| INFORMATION PROVIDED |
* Start *
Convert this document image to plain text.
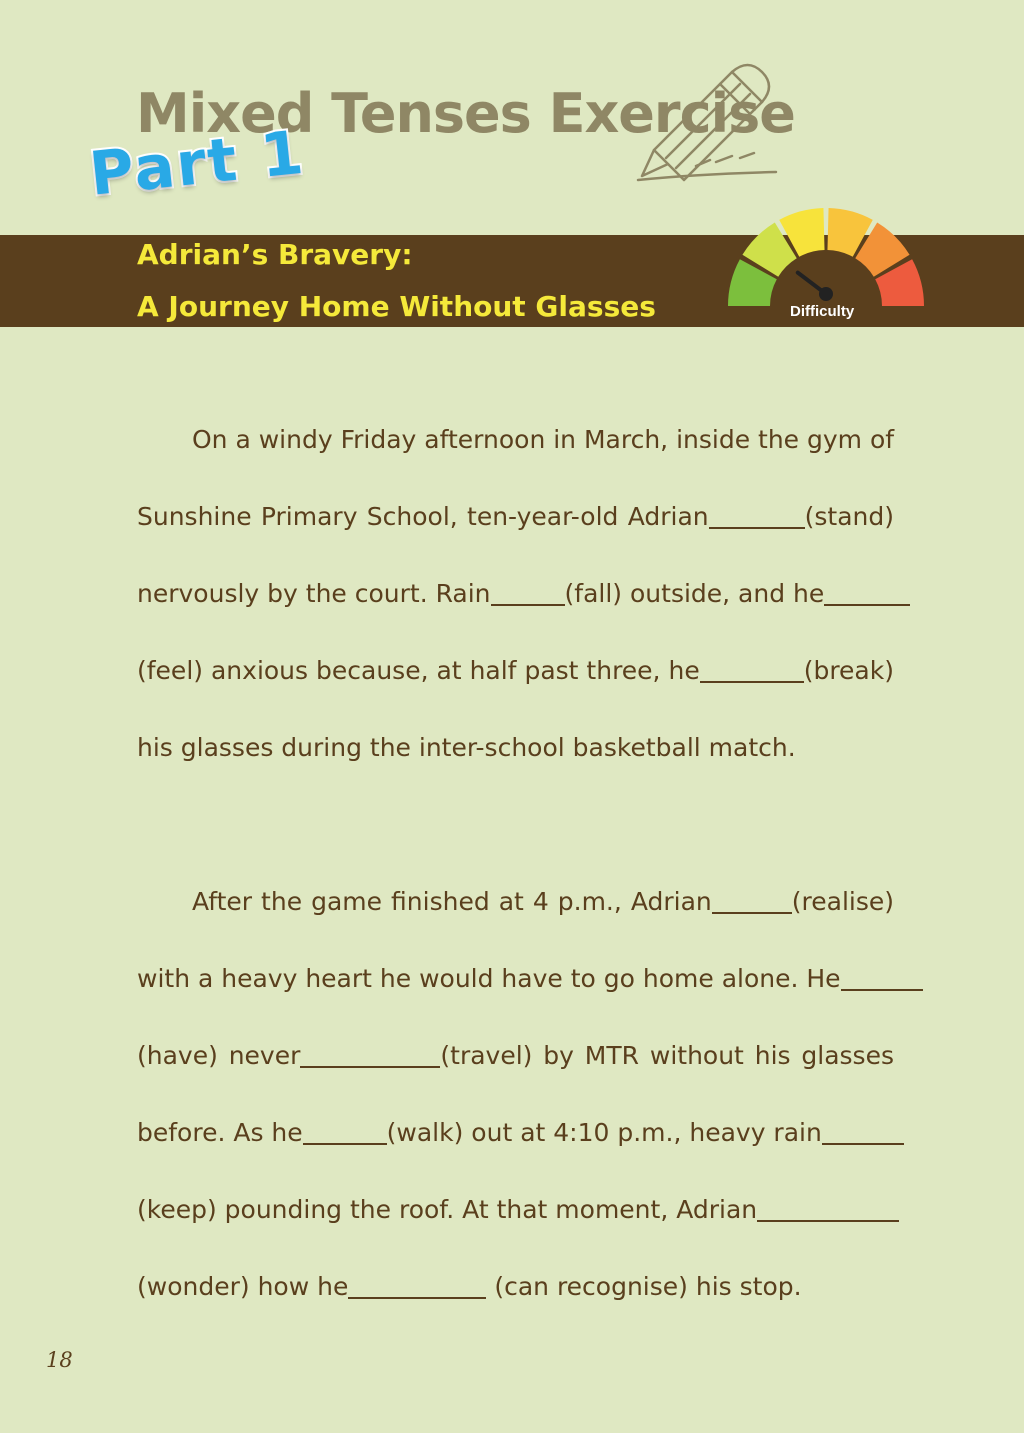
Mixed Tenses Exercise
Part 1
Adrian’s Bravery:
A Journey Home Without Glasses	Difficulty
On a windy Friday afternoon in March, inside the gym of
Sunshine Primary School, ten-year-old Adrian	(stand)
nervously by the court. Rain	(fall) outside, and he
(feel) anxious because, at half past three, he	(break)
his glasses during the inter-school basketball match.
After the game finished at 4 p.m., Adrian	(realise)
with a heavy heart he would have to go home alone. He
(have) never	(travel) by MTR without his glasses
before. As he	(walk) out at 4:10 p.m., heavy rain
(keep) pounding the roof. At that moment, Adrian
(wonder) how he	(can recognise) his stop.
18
* End *
* Start *
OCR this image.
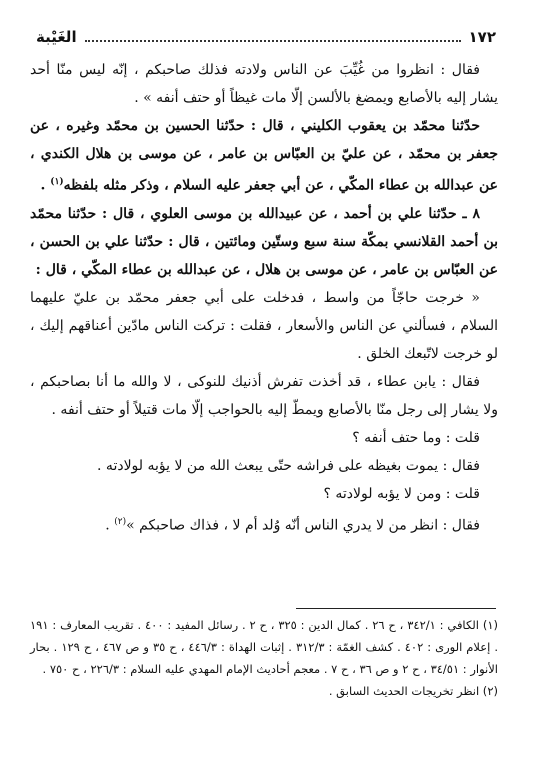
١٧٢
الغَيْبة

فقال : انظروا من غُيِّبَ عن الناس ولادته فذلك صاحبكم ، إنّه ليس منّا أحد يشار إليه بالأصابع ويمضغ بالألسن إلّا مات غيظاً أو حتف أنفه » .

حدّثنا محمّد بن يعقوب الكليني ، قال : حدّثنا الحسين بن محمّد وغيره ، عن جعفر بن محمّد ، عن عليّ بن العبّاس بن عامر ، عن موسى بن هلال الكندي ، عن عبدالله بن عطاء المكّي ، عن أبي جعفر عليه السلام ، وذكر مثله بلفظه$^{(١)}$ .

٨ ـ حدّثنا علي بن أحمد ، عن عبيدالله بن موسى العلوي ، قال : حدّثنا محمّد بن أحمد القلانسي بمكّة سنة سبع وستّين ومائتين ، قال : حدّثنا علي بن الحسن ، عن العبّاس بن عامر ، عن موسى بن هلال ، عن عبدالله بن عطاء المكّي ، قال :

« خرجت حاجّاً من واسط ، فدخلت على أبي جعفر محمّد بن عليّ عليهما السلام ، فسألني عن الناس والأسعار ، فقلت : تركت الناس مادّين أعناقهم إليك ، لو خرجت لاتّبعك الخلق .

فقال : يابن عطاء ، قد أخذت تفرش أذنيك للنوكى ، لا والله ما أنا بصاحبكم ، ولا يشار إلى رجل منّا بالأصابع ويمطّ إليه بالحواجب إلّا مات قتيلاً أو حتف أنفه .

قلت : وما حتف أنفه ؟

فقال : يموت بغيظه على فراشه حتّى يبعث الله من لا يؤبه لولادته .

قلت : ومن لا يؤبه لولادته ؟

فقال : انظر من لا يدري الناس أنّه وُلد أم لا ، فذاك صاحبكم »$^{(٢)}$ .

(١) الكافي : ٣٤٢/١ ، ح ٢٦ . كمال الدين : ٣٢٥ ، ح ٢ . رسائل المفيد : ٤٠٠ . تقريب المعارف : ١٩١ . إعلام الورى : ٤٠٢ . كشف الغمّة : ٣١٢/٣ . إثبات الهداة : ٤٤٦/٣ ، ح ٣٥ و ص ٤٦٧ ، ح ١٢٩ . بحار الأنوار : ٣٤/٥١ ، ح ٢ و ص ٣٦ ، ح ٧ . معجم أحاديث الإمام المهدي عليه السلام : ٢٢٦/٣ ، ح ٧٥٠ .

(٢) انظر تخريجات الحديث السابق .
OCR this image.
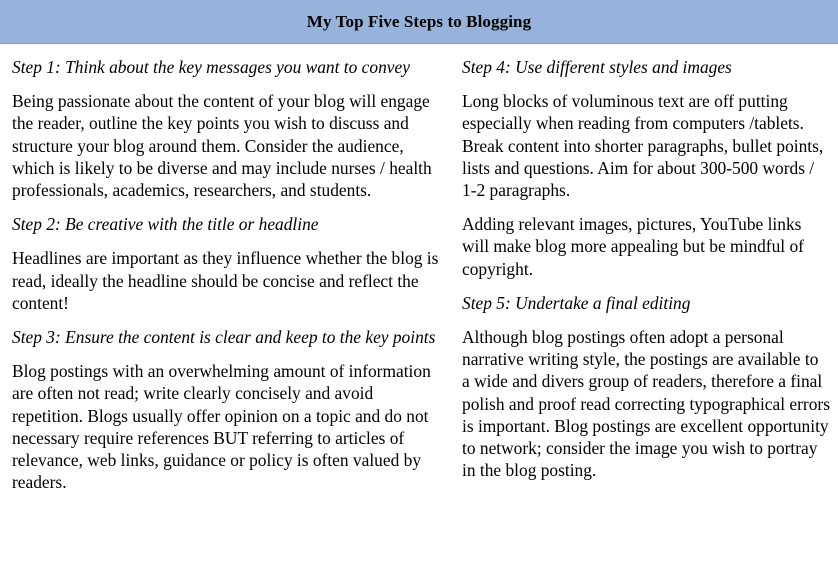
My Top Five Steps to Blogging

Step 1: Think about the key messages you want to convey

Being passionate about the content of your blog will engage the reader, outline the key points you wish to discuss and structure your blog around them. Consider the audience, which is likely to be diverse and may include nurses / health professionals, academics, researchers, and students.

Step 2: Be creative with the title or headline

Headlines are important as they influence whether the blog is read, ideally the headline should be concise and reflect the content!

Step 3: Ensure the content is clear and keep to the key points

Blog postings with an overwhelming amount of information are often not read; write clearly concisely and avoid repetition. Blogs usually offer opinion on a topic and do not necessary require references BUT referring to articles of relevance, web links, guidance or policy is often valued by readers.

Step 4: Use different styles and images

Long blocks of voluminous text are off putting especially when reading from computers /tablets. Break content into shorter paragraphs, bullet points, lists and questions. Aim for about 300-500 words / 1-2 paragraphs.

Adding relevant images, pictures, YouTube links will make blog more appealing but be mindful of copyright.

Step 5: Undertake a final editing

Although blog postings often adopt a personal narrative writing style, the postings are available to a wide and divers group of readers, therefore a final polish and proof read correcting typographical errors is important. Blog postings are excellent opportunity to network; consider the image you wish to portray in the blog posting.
* End *
| WHAT IS EXPECTED |
Gather from the entries above all lines that include the string "موسى".

| EXERCISE SOLUTION |
حدّثنا محمّد بن يعقوب الكليني ، قال : حدّثنا الحسين بن محمّد وغيره ، عن جعفر بن محمّد ، عن عليّ بن العبّاس بن عامر ، عن موسى بن هلال الكندي ، عن عبدالله بن عطاء المكّي ، عن أبي جعفر عليه السلام ، وذكر مثله بلفظه$^{(١)}$ .
٨ ـ حدّثنا علي بن أحمد ، عن عبيدالله بن موسى العلوي ، قال : حدّثنا محمّد بن أحمد القلانسي بمكّة سنة سبع وستّين ومائتين ، قال : حدّثنا علي بن الحسن ، عن العبّاس بن عامر ، عن موسى بن هلال ، عن عبدالله بن عطاء المكّي ، قال :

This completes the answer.